— START OF SUPPLIED ENTRIES —
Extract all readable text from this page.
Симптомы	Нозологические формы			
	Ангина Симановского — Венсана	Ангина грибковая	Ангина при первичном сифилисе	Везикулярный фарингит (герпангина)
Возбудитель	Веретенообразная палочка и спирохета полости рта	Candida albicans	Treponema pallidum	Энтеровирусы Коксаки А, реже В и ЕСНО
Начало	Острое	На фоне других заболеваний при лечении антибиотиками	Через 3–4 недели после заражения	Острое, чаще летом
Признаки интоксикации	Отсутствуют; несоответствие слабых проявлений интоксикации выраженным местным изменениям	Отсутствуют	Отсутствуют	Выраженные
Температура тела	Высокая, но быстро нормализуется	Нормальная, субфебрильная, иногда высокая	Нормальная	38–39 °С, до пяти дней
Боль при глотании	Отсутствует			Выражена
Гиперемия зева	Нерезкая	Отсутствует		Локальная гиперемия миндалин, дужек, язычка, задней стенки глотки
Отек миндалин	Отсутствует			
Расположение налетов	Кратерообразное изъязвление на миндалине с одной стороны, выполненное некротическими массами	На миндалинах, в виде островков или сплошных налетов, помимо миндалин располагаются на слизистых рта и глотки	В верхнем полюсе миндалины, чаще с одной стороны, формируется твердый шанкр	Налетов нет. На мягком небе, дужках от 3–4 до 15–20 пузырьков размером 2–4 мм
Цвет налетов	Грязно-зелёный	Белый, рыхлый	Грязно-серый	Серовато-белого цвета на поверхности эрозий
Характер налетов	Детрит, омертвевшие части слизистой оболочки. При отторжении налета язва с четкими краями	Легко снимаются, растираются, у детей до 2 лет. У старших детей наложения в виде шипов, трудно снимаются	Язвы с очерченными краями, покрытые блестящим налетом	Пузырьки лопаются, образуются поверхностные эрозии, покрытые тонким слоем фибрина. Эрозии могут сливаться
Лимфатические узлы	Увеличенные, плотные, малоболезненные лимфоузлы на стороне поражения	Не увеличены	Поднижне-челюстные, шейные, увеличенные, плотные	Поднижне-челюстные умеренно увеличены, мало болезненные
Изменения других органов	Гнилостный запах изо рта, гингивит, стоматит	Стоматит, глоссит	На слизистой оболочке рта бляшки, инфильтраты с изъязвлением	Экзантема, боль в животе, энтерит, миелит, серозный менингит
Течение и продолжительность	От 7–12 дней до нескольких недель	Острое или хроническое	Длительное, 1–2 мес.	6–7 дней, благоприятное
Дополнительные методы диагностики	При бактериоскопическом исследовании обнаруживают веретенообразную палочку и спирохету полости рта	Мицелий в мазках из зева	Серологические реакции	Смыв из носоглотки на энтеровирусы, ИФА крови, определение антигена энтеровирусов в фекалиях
— END OF SUPPLIED ENTRIES —
— START OF SUPPLIED ENTRIES —
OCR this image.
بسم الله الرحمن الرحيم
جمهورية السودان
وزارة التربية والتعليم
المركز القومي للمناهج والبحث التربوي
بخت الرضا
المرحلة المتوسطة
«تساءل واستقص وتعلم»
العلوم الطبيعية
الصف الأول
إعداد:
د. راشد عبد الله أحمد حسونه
— END OF SUPPLIED ENTRIES —
— START OF SUPPLIED ENTRIES —
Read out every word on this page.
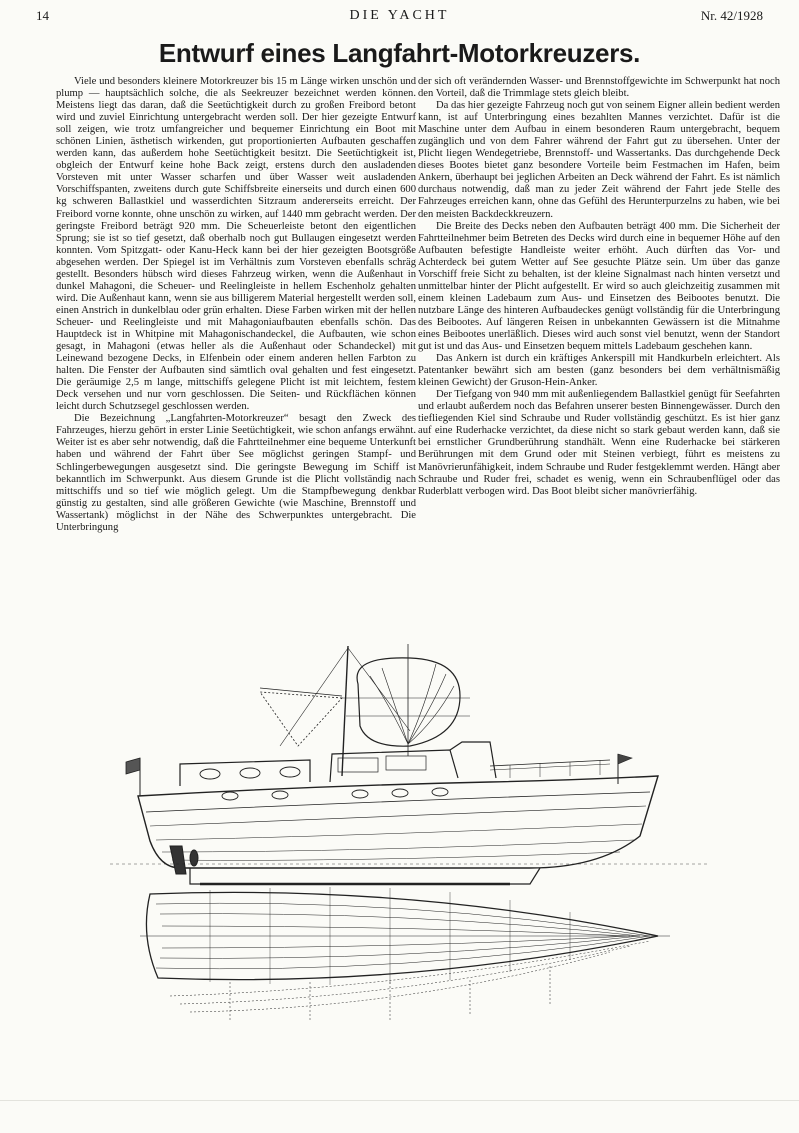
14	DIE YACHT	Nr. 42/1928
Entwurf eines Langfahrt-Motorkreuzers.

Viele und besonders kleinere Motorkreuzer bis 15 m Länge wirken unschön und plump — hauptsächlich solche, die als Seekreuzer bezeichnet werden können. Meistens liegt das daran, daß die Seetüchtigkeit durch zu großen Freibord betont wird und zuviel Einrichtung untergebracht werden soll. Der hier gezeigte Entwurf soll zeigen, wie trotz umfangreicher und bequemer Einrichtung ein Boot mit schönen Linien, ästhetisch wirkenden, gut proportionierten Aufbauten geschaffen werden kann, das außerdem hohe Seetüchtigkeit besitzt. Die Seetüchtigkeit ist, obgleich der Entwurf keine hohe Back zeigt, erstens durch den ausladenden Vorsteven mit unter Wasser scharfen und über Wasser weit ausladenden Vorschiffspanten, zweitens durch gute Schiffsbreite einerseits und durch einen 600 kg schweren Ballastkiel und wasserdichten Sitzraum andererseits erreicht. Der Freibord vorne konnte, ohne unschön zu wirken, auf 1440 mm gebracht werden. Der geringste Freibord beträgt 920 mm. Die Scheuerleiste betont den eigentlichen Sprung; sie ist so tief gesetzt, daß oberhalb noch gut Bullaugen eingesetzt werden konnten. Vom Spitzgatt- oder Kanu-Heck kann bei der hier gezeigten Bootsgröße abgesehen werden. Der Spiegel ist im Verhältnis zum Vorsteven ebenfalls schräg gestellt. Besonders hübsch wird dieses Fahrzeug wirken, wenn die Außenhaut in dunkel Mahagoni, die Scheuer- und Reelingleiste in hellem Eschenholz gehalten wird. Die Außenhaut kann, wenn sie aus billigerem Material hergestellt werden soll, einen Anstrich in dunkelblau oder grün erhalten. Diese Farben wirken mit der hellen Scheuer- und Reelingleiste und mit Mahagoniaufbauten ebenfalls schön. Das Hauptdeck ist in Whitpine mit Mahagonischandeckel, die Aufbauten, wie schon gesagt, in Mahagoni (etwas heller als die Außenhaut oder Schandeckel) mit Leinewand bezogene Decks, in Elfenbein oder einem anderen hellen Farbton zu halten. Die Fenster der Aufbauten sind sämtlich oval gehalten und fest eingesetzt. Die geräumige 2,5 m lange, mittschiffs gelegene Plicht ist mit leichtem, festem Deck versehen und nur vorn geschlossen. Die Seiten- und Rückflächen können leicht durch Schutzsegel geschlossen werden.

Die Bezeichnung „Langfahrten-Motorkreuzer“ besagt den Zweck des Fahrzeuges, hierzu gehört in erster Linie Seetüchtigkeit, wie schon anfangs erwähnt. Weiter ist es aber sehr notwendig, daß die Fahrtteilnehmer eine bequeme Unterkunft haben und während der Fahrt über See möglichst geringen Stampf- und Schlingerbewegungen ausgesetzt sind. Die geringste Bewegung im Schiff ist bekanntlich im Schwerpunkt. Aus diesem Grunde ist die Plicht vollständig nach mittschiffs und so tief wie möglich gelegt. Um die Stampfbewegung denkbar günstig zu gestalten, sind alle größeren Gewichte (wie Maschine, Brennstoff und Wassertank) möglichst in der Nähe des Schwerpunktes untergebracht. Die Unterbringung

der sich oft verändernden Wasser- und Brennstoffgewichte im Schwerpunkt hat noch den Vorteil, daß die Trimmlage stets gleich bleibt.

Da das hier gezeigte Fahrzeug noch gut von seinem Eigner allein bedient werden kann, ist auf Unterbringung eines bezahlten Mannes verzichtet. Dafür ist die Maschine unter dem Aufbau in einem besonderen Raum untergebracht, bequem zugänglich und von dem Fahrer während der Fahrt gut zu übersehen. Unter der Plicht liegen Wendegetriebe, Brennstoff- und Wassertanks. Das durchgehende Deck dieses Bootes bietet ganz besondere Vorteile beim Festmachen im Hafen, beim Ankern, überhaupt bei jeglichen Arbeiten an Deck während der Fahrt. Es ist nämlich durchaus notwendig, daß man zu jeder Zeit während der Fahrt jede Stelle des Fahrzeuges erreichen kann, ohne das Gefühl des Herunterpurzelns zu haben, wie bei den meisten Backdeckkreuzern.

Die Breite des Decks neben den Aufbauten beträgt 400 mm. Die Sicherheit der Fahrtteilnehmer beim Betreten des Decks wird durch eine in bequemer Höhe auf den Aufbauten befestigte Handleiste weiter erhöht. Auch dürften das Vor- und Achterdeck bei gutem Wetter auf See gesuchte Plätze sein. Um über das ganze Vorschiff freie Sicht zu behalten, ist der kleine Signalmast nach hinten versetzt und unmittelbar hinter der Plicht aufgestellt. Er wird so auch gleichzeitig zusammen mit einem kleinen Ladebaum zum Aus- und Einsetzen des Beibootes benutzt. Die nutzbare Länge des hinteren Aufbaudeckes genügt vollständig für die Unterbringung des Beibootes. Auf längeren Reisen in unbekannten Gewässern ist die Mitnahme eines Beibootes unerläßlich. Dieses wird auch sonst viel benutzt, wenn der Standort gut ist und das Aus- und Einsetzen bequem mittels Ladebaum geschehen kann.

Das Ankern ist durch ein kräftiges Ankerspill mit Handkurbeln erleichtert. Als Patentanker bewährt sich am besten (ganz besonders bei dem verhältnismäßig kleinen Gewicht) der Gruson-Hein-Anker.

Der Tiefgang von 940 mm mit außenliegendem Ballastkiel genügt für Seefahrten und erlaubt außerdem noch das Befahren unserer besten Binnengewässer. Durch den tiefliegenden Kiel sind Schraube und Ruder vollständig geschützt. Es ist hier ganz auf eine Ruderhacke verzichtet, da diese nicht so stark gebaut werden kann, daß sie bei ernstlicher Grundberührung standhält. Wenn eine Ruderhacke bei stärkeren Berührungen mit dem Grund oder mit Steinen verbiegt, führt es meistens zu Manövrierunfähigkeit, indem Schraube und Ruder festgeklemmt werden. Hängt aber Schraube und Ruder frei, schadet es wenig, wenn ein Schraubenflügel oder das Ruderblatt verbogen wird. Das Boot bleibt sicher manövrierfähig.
— END OF SUPPLIED ENTRIES —
All lines that include "this" are to be gathered and copied.

Extract all readable text from this page.
OCR this image.
Read out every word on this page.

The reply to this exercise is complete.